# EXERCISE DESCRIPTION:
Select and reproduce each line of the listing below that bears the string "Months".

# DATASET RECORDS:
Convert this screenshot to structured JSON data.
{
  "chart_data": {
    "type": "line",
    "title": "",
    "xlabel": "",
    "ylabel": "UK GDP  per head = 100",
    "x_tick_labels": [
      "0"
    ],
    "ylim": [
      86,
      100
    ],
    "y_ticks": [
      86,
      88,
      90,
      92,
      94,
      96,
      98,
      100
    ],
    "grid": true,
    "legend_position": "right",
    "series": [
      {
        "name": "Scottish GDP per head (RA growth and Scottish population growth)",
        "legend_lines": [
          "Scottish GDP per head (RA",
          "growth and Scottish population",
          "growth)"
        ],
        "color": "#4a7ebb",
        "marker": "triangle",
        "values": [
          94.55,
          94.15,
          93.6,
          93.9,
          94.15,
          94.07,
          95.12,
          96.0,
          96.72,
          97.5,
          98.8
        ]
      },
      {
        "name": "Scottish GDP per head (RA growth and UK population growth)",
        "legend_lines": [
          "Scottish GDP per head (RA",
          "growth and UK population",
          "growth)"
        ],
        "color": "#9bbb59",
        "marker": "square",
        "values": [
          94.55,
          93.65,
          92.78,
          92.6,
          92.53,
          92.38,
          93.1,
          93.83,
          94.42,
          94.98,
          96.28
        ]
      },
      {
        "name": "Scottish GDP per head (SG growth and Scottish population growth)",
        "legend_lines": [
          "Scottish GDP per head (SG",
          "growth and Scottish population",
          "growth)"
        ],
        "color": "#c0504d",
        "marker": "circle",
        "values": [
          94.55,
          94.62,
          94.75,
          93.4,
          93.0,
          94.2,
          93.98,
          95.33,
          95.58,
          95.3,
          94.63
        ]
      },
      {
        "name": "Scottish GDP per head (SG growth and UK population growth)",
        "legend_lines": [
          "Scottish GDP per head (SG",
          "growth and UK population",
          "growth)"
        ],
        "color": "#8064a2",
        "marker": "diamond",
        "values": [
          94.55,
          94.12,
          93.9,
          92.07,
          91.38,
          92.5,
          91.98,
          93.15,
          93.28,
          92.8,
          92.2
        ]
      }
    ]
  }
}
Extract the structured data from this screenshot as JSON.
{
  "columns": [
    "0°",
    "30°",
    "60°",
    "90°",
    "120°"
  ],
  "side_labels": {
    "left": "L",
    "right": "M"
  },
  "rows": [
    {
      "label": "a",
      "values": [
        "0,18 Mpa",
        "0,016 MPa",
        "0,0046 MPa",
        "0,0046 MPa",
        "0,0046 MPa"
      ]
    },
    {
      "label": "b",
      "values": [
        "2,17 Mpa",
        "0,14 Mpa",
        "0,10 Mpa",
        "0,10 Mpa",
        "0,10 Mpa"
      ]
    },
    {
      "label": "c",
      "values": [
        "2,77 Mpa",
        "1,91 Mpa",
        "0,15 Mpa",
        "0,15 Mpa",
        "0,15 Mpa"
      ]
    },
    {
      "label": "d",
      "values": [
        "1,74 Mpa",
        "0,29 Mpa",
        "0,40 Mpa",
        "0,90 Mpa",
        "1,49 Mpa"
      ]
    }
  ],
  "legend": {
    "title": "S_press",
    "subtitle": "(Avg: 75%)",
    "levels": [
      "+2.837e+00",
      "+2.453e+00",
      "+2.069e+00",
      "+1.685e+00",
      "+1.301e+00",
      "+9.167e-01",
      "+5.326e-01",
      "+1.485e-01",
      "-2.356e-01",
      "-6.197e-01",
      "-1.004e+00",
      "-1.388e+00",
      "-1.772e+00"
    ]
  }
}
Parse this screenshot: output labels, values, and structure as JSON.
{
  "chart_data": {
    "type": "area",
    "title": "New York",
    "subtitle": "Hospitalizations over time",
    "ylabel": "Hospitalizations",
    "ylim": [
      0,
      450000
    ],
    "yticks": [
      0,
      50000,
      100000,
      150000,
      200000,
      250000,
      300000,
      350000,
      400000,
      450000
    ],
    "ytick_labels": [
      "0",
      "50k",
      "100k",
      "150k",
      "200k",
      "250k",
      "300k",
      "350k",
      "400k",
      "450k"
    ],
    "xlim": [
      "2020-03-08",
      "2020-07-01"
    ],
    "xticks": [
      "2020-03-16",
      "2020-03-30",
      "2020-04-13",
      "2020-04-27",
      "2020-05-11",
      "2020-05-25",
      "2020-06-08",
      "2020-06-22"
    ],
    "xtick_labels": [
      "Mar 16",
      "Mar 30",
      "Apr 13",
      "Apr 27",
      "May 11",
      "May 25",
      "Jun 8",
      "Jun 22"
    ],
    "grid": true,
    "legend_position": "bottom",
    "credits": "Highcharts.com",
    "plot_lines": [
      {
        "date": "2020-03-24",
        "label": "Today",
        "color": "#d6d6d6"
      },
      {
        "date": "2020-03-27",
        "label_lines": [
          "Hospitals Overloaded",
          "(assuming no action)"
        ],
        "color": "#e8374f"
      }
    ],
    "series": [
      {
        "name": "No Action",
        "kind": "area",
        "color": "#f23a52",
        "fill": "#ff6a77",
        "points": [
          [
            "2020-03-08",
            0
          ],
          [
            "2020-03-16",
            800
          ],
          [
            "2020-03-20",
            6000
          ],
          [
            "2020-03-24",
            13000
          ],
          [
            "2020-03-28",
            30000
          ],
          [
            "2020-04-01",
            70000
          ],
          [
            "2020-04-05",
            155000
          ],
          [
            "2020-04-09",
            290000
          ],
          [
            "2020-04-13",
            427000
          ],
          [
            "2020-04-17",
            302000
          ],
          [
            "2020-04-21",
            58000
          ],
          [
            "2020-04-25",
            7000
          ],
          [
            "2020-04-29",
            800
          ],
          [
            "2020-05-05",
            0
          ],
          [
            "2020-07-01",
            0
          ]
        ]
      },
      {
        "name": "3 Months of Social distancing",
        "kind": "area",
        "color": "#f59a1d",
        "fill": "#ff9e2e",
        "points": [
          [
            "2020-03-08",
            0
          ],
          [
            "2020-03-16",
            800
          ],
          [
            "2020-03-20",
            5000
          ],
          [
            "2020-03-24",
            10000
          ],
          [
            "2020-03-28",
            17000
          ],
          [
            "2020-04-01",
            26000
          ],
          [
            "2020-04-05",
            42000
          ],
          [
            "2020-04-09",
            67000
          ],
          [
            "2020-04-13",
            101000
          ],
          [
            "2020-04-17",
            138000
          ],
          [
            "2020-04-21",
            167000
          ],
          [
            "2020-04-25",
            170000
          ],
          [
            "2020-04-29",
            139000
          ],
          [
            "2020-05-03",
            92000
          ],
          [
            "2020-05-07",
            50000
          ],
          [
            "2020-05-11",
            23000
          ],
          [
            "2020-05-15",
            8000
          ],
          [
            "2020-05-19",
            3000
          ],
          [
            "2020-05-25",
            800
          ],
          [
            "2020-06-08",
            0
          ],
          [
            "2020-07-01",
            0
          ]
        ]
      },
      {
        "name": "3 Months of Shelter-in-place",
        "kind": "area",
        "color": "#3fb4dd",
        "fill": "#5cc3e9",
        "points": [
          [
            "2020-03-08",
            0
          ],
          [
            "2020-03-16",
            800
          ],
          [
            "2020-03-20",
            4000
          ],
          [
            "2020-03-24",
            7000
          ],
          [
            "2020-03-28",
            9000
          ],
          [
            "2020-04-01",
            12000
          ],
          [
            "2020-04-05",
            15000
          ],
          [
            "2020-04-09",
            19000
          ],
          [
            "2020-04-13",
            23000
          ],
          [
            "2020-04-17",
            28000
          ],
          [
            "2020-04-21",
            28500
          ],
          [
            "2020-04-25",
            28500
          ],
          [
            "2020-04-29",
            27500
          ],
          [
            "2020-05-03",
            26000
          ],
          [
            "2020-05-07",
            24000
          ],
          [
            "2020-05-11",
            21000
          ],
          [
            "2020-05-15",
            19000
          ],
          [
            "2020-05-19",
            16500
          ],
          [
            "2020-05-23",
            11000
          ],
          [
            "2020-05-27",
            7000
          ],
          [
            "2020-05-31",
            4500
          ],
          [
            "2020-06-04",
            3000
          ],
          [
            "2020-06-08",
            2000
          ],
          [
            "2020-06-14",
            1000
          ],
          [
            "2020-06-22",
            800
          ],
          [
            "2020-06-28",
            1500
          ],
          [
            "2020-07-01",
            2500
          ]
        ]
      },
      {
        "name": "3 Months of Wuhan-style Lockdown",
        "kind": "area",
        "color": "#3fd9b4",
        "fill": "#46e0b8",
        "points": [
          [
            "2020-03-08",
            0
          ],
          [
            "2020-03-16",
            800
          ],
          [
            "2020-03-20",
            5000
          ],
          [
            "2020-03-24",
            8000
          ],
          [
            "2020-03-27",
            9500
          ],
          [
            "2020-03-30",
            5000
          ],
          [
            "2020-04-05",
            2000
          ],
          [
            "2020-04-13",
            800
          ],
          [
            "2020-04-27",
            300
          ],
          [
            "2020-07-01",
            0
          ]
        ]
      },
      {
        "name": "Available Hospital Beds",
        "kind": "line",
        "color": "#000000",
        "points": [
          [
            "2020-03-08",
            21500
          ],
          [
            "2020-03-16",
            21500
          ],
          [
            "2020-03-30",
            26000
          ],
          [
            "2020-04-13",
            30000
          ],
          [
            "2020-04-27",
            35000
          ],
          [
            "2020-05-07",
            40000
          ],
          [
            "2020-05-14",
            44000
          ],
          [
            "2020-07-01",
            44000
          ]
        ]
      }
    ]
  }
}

# RESULT FOR THIS EXERCISE:
        "name": "3 Months of Social distancing",
        "name": "3 Months of Shelter-in-place",
        "name": "3 Months of Wuhan-style Lockdown",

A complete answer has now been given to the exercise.